Write out the complete material exactly as it stands.
## begin Raw records
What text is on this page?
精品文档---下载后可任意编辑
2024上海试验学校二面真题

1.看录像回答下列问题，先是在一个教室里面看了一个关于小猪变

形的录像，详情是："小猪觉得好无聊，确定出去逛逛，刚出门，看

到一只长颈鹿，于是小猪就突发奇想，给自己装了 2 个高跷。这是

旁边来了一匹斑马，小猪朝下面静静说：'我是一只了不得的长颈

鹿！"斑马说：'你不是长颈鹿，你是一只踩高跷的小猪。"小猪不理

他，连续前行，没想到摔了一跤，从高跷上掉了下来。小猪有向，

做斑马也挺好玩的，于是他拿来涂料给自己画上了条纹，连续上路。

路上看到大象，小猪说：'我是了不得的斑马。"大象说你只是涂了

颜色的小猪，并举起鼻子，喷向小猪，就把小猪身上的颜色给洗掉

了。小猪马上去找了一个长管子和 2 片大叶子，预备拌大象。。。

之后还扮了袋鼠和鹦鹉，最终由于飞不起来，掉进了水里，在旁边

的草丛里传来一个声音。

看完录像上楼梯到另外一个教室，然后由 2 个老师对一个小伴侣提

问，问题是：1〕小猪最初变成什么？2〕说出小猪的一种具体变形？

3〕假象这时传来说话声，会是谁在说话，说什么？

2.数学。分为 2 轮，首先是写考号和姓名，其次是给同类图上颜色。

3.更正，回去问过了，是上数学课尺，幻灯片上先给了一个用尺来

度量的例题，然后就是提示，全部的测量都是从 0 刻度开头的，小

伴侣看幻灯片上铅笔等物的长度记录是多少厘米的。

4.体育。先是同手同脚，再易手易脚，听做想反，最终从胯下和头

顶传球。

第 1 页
## end Raw records
=== Answer to this exercise ===
What text is on this page?
精品文档---下载后可任意编辑
2024上海试验学校二面真题

1.看录像回答下列问题，先是在一个教室里面看了一个关于小猪变

形的录像，详情是："小猪觉得好无聊，确定出去逛逛，刚出门，看

到一只长颈鹿，于是小猪就突发奇想，给自己装了 2 个高跷。这是

旁边来了一匹斑马，小猪朝下面静静说：'我是一只了不得的长颈

鹿！"斑马说：'你不是长颈鹿，你是一只踩高跷的小猪。"小猪不理

他，连续前行，没想到摔了一跤，从高跷上掉了下来。小猪有向，

做斑马也挺好玩的，于是他拿来涂料给自己画上了条纹，连续上路。

路上看到大象，小猪说：'我是了不得的斑马。"大象说你只是涂了

颜色的小猪，并举起鼻子，喷向小猪，就把小猪身上的颜色给洗掉

了。小猪马上去找了一个长管子和 2 片大叶子，预备拌大象。。。

之后还扮了袋鼠和鹦鹉，最终由于飞不起来，掉进了水里，在旁边

的草丛里传来一个声音。

看完录像上楼梯到另外一个教室，然后由 2 个老师对一个小伴侣提

问，问题是：1〕小猪最初变成什么？2〕说出小猪的一种具体变形？

3〕假象这时传来说话声，会是谁在说话，说什么？

2.数学。分为 2 轮，首先是写考号和姓名，其次是给同类图上颜色。

3.更正，回去问过了，是上数学课尺，幻灯片上先给了一个用尺来

度量的例题，然后就是提示，全部的测量都是从 0 刻度开头的，小

伴侣看幻灯片上铅笔等物的长度记录是多少厘米的。

4.体育。先是同手同脚，再易手易脚，听做想反，最终从胯下和头

顶传球。

第 1 页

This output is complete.